— TEXT BLOCK —
----
SOUND, deep, and efficient financial sectors are vital for high, sustained, private sector–led growth. But financial sectors in their current form pose major problems for the economies of sub-Saharan Africa (SSA). Insufficient access to credit by small and medium-sized enterprises constrains their ability to expand and limits countries’ growth potential. Most households cannot build formal savings, so their ability to escape poverty by investing in education or housing is limited.

Over the past decade, many SSA countries have begun reforms to expand access to financial services for the poor and relieve financing constraints on the private sector by fostering new financial institutions and, to a limited extent, improving the operating environment. More recently, policymakers are facing new challenges that reflect the nascent globalization of African financial markets. While these developments could contribute to deeper, more diversified financial sectors, they also pose difficulties in what are often weak institutional and legal frameworks.

Financial sector reforms in SSA must be more comprehensive to address the large unmet need for financial services. Reforms must be directed not only at the banks—the dominant institutions in SSA financial sectors—but at the development of new markets and institutions, and the operating environment. The newer developments signal a changing financial sector landscape and, with these changes, the potential benefits of financial sector reforms could be greater, but the risks and complexities are also heightened.

A weak starting point

Access to financial services—savings and loans—is lower in SSA than in other developing regions. On the savings side, household deposits in commercial banks have increased slowly relative to GDP since the 1990s. Whereas 90 percent of households in industrial countries have savings accounts, and one-fourth of households in other low- and middle-income countries have them, only a tenth of households in a large set of SSA countries do. Banks serve mainly governments, the formal sector, and affluent households.
----
[Excerpts from a layout annotation set]
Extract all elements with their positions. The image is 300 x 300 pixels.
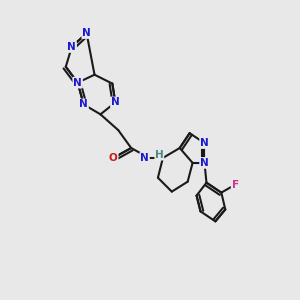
- Text: O: O: [109, 153, 118, 163]
- Text: N: N: [73, 78, 82, 88]
- Text: N: N: [79, 99, 88, 110]
- Text: N: N: [111, 98, 120, 107]
- Text: N: N: [140, 153, 149, 163]
- Text: N: N: [200, 158, 209, 168]
- Text: N: N: [200, 138, 209, 148]
- Text: F: F: [232, 180, 239, 190]
- Text: N: N: [82, 28, 91, 38]
- Text: N: N: [68, 42, 76, 52]
- Text: H: H: [155, 150, 164, 160]
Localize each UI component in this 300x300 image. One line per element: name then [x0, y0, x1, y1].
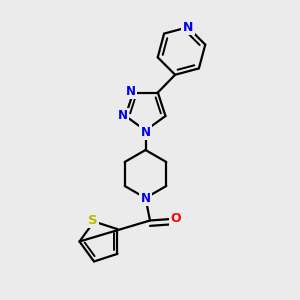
----
— REQUEST —
The passage on financial sectors in sub-Saharan Africa compares several groups of countries by the share of households with savings accounts. What are those groups, and what share does the passage give for each? None of the entries are needed for what comes next.

— WRITTEN SOLUTION —
- Industrial countries: 90 percent
- Other low- and middle-income countries: one-fourth
- A large set of SSA countries: a tenth